Input data:

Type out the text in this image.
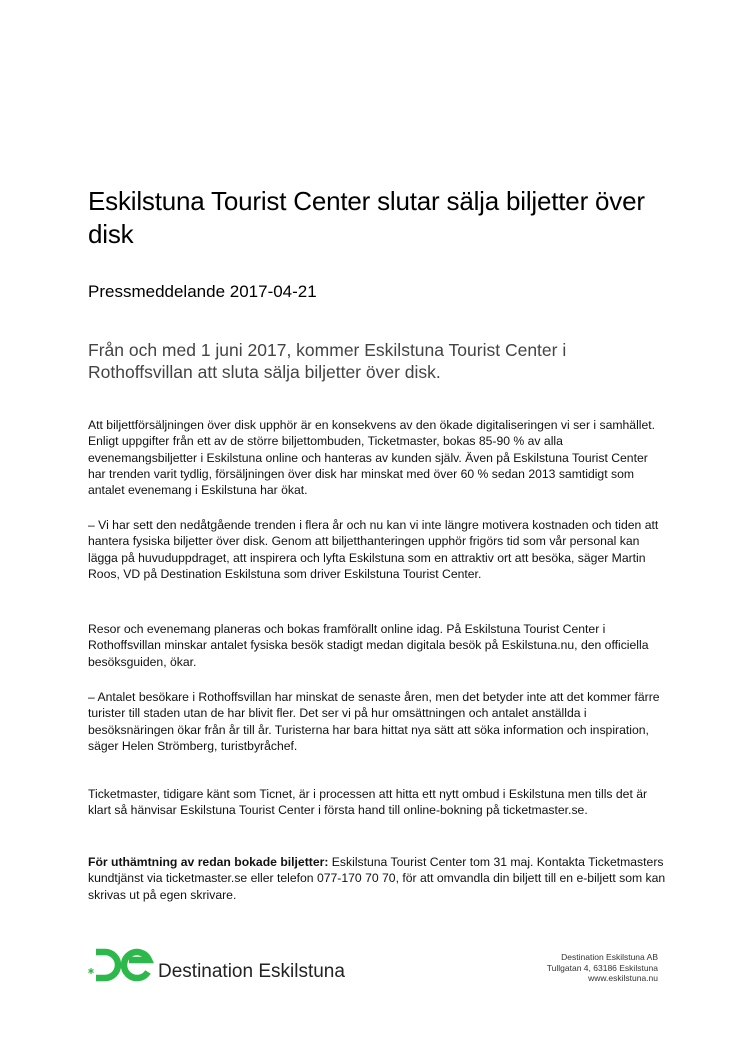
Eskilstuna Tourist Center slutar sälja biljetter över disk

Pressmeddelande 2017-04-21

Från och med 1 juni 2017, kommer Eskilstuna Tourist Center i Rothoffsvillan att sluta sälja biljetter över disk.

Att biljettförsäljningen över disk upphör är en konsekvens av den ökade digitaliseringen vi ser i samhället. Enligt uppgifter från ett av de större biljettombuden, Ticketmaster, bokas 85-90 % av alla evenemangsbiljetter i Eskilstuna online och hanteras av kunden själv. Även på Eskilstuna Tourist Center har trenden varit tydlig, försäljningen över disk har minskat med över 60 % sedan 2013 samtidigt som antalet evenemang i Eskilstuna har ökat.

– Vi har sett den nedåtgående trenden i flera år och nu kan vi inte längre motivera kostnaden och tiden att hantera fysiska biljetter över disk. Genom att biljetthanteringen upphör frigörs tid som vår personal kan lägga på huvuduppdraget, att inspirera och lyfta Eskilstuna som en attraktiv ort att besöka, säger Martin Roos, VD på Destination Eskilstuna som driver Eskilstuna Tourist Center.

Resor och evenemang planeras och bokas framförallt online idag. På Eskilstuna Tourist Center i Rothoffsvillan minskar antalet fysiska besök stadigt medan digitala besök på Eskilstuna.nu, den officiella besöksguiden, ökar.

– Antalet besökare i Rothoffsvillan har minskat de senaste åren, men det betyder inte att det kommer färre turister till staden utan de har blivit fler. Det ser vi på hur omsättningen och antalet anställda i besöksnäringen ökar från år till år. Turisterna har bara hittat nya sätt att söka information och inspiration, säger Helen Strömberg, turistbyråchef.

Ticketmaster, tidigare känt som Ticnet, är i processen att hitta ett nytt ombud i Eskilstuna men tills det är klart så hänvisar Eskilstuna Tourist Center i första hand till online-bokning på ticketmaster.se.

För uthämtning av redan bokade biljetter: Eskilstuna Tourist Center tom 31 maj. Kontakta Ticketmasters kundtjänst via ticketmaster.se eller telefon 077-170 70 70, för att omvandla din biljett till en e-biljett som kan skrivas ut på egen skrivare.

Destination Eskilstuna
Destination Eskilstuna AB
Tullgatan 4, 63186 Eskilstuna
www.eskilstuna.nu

--

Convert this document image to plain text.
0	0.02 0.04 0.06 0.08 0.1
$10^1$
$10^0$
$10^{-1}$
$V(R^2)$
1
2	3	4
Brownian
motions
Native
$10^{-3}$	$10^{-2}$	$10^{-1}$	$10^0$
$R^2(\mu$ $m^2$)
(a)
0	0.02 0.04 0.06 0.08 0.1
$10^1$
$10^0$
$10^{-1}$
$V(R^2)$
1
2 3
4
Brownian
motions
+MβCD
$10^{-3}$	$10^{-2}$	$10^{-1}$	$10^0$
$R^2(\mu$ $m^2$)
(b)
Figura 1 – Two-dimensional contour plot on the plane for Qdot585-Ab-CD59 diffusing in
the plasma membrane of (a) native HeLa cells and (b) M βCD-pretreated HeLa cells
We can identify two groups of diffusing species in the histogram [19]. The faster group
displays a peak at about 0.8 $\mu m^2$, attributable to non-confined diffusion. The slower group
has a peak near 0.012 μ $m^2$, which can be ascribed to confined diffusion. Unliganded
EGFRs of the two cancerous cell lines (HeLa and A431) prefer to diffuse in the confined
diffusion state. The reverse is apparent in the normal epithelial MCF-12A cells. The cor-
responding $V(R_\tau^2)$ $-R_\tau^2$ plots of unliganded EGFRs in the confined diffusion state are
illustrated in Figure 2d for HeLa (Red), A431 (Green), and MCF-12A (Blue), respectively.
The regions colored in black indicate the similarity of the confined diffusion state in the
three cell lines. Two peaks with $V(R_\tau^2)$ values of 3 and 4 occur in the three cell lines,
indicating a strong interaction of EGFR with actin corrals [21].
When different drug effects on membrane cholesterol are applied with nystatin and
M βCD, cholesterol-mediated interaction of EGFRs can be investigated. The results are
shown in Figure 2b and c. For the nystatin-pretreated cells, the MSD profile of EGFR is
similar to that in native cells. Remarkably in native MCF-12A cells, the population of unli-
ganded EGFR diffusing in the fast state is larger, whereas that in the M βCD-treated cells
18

--

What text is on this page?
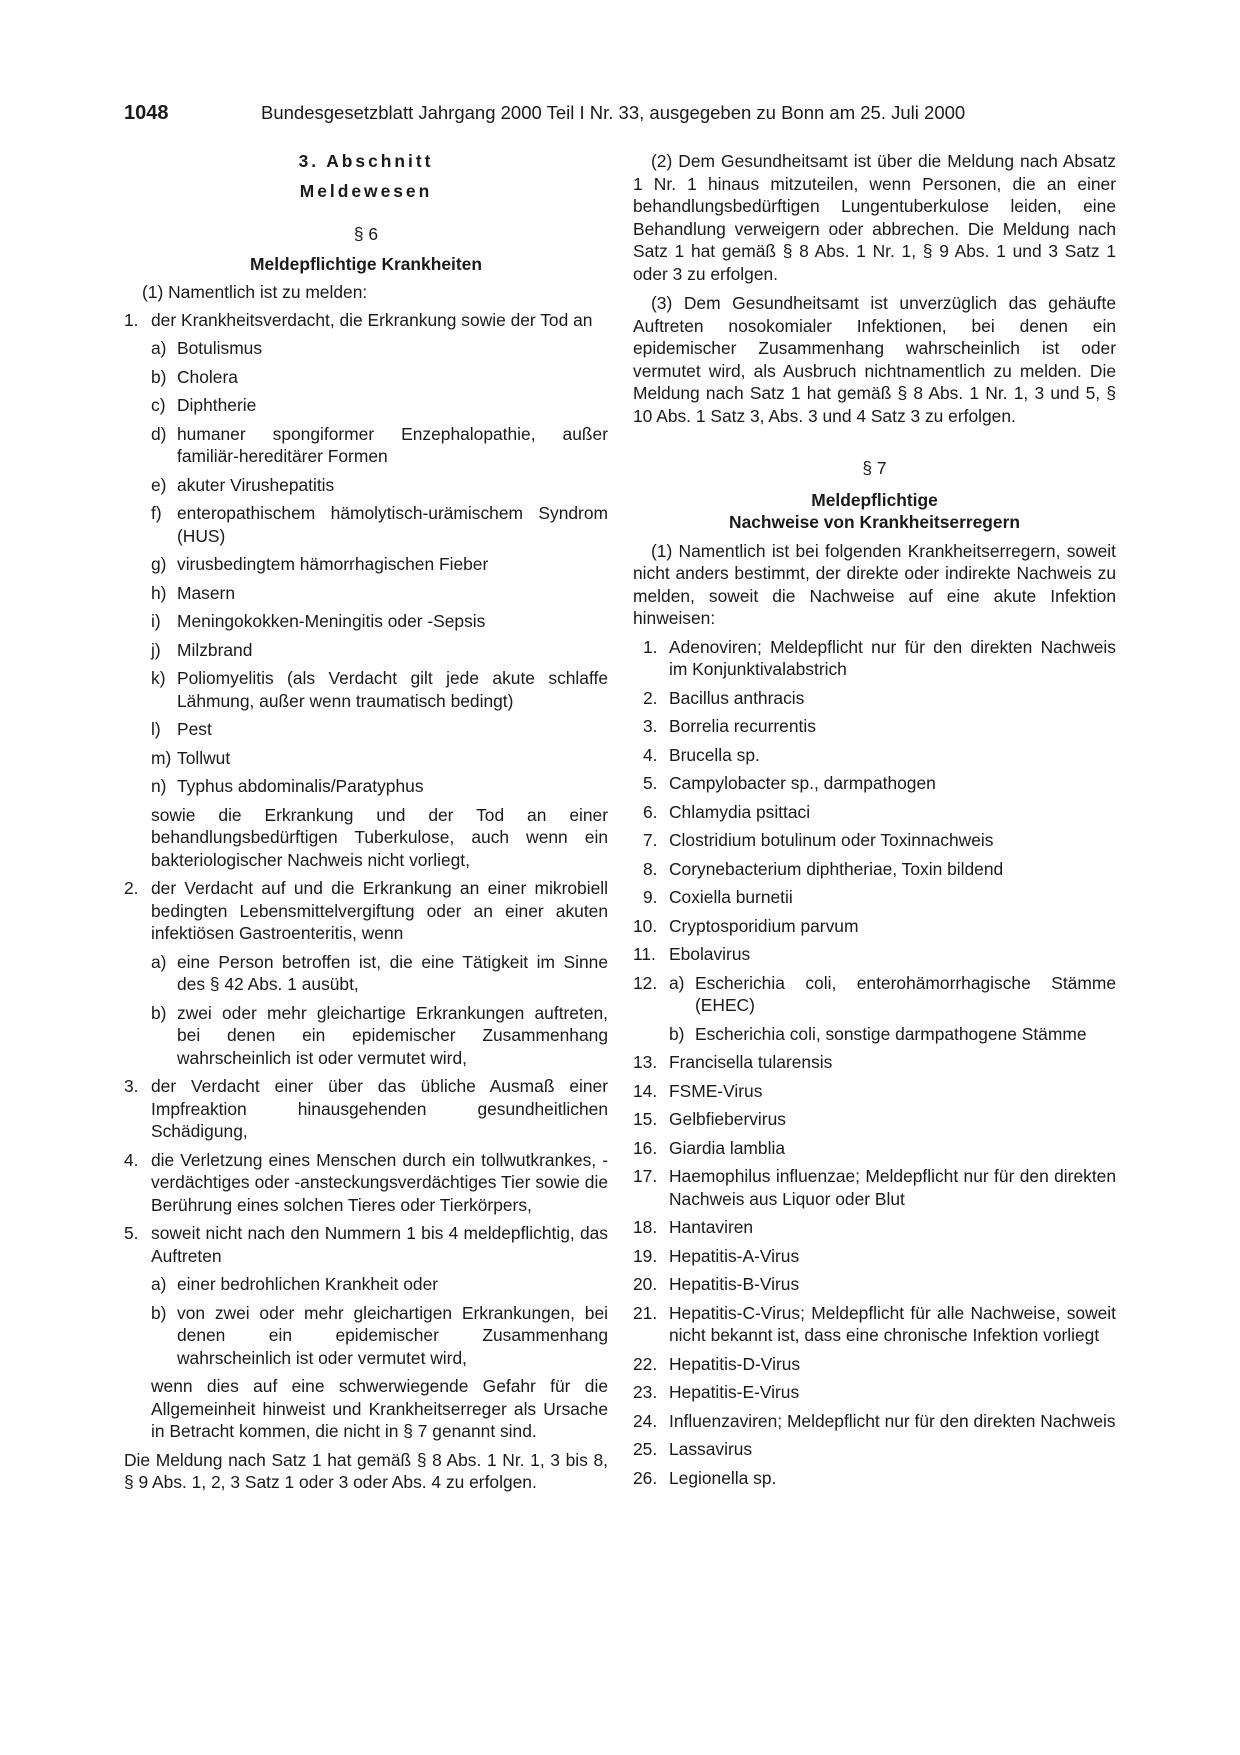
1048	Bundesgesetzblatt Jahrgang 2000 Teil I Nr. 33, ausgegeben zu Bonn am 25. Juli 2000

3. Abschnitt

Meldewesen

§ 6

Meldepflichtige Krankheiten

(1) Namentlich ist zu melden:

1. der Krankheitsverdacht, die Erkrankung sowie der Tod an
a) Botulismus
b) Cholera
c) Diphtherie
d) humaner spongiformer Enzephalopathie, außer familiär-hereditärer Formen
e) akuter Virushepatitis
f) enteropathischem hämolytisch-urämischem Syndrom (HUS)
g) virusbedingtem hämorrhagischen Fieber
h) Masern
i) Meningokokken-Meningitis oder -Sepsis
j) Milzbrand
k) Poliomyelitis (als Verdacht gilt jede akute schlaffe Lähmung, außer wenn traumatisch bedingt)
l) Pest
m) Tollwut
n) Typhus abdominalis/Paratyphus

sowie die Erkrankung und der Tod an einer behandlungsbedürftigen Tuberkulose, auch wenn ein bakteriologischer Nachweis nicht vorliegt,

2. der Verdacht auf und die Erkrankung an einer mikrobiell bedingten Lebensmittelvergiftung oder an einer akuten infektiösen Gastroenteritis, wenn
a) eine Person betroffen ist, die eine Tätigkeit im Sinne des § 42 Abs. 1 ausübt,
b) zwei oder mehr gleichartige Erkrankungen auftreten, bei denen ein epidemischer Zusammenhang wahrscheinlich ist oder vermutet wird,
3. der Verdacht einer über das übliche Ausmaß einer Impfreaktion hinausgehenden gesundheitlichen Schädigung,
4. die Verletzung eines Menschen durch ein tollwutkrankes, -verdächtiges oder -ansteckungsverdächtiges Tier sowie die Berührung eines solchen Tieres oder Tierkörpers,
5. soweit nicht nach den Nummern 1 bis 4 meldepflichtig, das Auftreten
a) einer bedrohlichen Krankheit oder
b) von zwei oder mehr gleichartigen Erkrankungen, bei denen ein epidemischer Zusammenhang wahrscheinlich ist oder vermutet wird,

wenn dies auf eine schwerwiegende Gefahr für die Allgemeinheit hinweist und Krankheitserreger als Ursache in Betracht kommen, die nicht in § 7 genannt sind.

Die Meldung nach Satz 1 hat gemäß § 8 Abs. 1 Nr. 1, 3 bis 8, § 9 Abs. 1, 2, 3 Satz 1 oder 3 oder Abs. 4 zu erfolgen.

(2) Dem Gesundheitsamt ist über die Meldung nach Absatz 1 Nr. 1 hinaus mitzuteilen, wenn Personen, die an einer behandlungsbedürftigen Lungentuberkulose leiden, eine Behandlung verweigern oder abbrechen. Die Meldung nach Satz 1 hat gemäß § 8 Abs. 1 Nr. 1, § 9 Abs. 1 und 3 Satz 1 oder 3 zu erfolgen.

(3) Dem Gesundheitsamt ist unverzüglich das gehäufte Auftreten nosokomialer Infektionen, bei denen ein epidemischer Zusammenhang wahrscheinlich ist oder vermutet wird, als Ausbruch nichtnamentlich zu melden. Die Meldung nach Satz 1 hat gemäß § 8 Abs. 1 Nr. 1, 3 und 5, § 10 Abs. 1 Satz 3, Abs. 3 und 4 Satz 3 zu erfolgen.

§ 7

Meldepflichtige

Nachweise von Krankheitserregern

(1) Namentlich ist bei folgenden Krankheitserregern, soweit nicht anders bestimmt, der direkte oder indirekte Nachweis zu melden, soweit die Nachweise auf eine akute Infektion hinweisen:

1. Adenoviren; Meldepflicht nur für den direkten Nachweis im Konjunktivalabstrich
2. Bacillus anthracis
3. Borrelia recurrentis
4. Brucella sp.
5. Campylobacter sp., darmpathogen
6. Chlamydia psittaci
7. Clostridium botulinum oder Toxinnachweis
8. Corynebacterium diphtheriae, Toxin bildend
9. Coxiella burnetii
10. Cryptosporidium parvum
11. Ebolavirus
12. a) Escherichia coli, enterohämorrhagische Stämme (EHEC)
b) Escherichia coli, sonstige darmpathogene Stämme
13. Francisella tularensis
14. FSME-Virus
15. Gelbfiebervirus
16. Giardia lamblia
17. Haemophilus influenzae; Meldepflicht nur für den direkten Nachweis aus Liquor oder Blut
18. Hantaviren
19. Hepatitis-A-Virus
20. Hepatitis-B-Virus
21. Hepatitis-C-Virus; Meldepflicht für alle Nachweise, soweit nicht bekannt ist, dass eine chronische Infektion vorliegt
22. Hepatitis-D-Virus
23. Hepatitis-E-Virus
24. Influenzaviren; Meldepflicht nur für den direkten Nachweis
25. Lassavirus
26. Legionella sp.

Work instructions:
Show all lines from the data that contain "group".

Answer to the exercise:
We can identify two groups of diffusing species in the histogram [19]. The faster group
displays a peak at about 0.8 $\mu m^2$, attributable to non-confined diffusion. The slower group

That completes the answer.